## Records for processing

++++++++++++++++++++

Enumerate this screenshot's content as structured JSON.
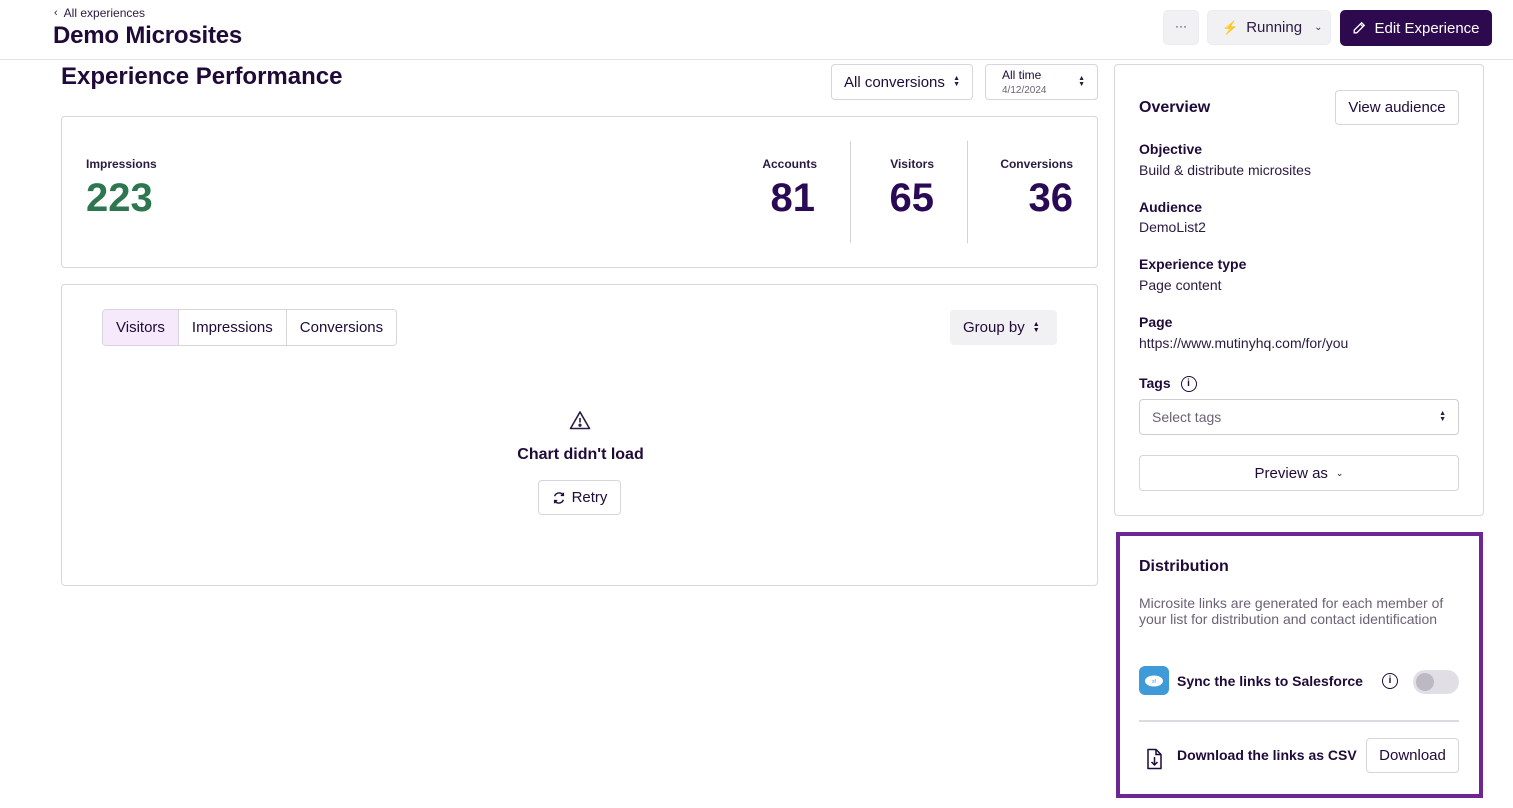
{
  "header": {
    "back_label": "All experiences",
    "title": "Demo Microsites",
    "more_label": "···",
    "status_label": "Running",
    "edit_label": "Edit Experience"
  },
  "performance": {
    "title": "Experience Performance",
    "conversion_filter": "All conversions",
    "time_filter": {
      "label": "All time",
      "date": "4/12/2024"
    }
  },
  "stats": {
    "impressions": {
      "label": "Impressions",
      "value": "223"
    },
    "accounts": {
      "label": "Accounts",
      "value": "81"
    },
    "visitors": {
      "label": "Visitors",
      "value": "65"
    },
    "conversions": {
      "label": "Conversions",
      "value": "36"
    }
  },
  "chart_panel": {
    "tabs": [
      {
        "label": "Visitors",
        "active": true
      },
      {
        "label": "Impressions",
        "active": false
      },
      {
        "label": "Conversions",
        "active": false
      }
    ],
    "group_by_label": "Group by",
    "error_message": "Chart didn't load",
    "retry_label": "Retry"
  },
  "overview": {
    "title": "Overview",
    "view_audience_label": "View audience",
    "objective": {
      "label": "Objective",
      "value": "Build & distribute microsites"
    },
    "audience": {
      "label": "Audience",
      "value": "DemoList2"
    },
    "experience_type": {
      "label": "Experience type",
      "value": "Page content"
    },
    "page": {
      "label": "Page",
      "value": "https://www.mutinyhq.com/for/you"
    },
    "tags": {
      "label": "Tags",
      "placeholder": "Select tags"
    },
    "preview_label": "Preview as"
  },
  "distribution": {
    "title": "Distribution",
    "description": "Microsite links are generated for each member of your list for distribution and contact identification",
    "sync_label": "Sync the links to Salesforce",
    "sync_enabled": false,
    "csv_label": "Download the links as CSV",
    "download_label": "Download"
  },
  "colors": {
    "brand_dark": "#2d0a4e",
    "impressions_green": "#2e7650",
    "highlight_border": "#6d2692",
    "active_tab_bg": "#f6e9fb",
    "salesforce_blue": "#3f9bd8"
  }
}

++++++++++++++++++++

## Set task
Where a line holds the string "Download", copy that line.

## Written answer
    "csv_label": "Download the links as CSV",
    "download_label": "Download"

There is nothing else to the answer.